> Exercise aim: A copy is needed of each line in the records that has the word "texnologiyalar".

*** Opening of Data ***

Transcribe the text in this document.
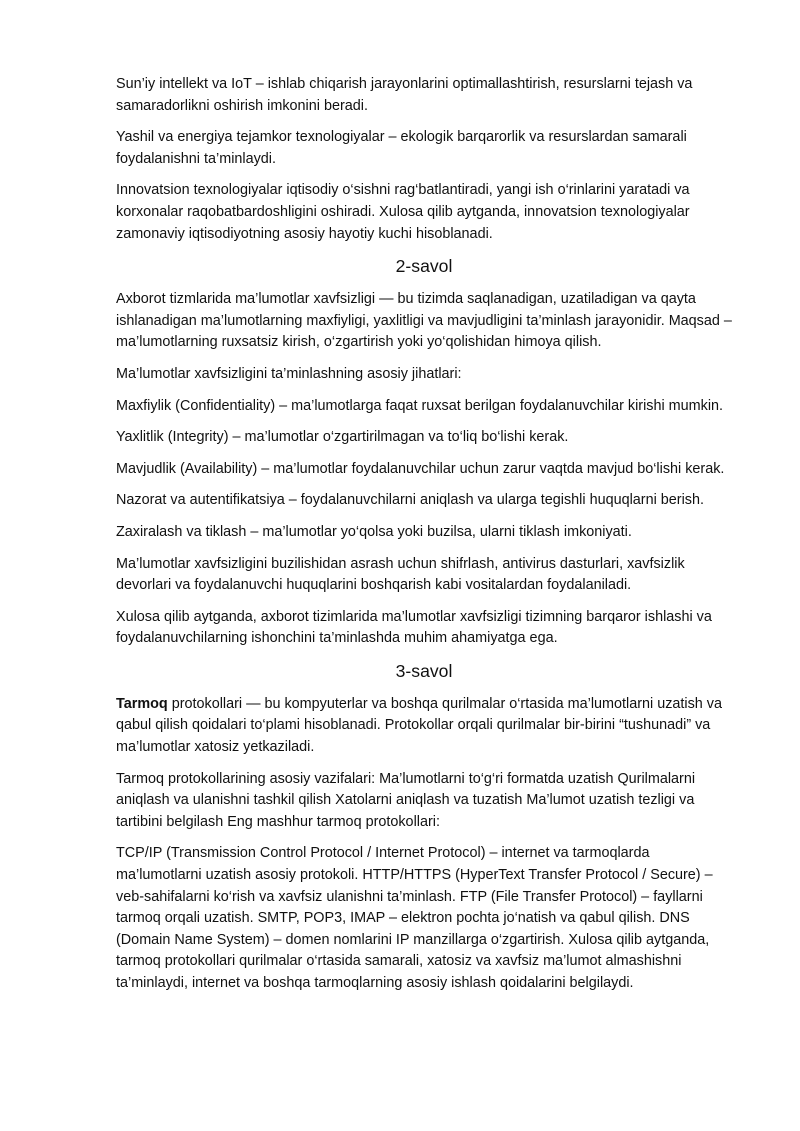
Sun’iy intellekt va IoT – ishlab chiqarish jarayonlarini optimallashtirish, resurslarni tejash va samaradorlikni oshirish imkonini beradi.

Yashil va energiya tejamkor texnologiyalar – ekologik barqarorlik va resurslardan samarali foydalanishni ta’minlaydi.

Innovatsion texnologiyalar iqtisodiy o‘sishni rag‘batlantiradi, yangi ish o‘rinlarini yaratadi va korxonalar raqobatbardoshligini oshiradi. Xulosa qilib aytganda, innovatsion texnologiyalar zamonaviy iqtisodiyotning asosiy hayotiy kuchi hisoblanadi.

2-savol

Axborot tizmlarida ma’lumotlar xavfsizligi — bu tizimda saqlanadigan, uzatiladigan va qayta ishlanadigan ma’lumotlarning maxfiyligi, yaxlitligi va mavjudligini ta’minlash jarayonidir. Maqsad – ma’lumotlarning ruxsatsiz kirish, o‘zgartirish yoki yo‘qolishidan himoya qilish.

Ma’lumotlar xavfsizligini ta’minlashning asosiy jihatlari:

Maxfiylik (Confidentiality) – ma’lumotlarga faqat ruxsat berilgan foydalanuvchilar kirishi mumkin.

Yaxlitlik (Integrity) – ma’lumotlar o‘zgartirilmagan va to‘liq bo‘lishi kerak.

Mavjudlik (Availability) – ma’lumotlar foydalanuvchilar uchun zarur vaqtda mavjud bo‘lishi kerak.

Nazorat va autentifikatsiya – foydalanuvchilarni aniqlash va ularga tegishli huquqlarni berish.

Zaxiralash va tiklash – ma’lumotlar yo‘qolsa yoki buzilsa, ularni tiklash imkoniyati.

Ma’lumotlar xavfsizligini buzilishidan asrash uchun shifrlash, antivirus dasturlari, xavfsizlik devorlari va foydalanuvchi huquqlarini boshqarish kabi vositalardan foydalaniladi.

Xulosa qilib aytganda, axborot tizimlarida ma’lumotlar xavfsizligi tizimning barqaror ishlashi va foydalanuvchilarning ishonchini ta’minlashda muhim ahamiyatga ega.

3-savol

Tarmoq protokollari — bu kompyuterlar va boshqa qurilmalar o‘rtasida ma’lumotlarni uzatish va qabul qilish qoidalari to‘plami hisoblanadi. Protokollar orqali qurilmalar bir-birini “tushunadi” va ma’lumotlar xatosiz yetkaziladi.

Tarmoq protokollarining asosiy vazifalari: Ma’lumotlarni to‘g‘ri formatda uzatish Qurilmalarni aniqlash va ulanishni tashkil qilish Xatolarni aniqlash va tuzatish Ma’lumot uzatish tezligi va tartibini belgilash Eng mashhur tarmoq protokollari:

TCP/IP (Transmission Control Protocol / Internet Protocol) – internet va tarmoqlarda ma’lumotlarni uzatish asosiy protokoli. HTTP/HTTPS (HyperText Transfer Protocol / Secure) – veb-sahifalarni ko‘rish va xavfsiz ulanishni ta’minlash. FTP (File Transfer Protocol) – fayllarni tarmoq orqali uzatish. SMTP, POP3, IMAP – elektron pochta jo‘natish va qabul qilish. DNS (Domain Name System) – domen nomlarini IP manzillarga o‘zgartirish. Xulosa qilib aytganda, tarmoq protokollari qurilmalar o‘rtasida samarali, xatosiz va xavfsiz ma’lumot almashishni ta’minlaydi, internet va boshqa tarmoqlarning asosiy ishlash qoidalarini belgilaydi.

*** Close of Data ***

> Solution for this task:
Yashil va energiya tejamkor texnologiyalar – ekologik barqarorlik va resurslardan samarali foydalanishni ta’minlaydi.
Innovatsion texnologiyalar iqtisodiy o‘sishni rag‘batlantiradi, yangi ish o‘rinlarini yaratadi va korxonalar raqobatbardoshligini oshiradi. Xulosa qilib aytganda, innovatsion texnologiyalar zamonaviy iqtisodiyotning asosiy hayotiy kuchi hisoblanadi.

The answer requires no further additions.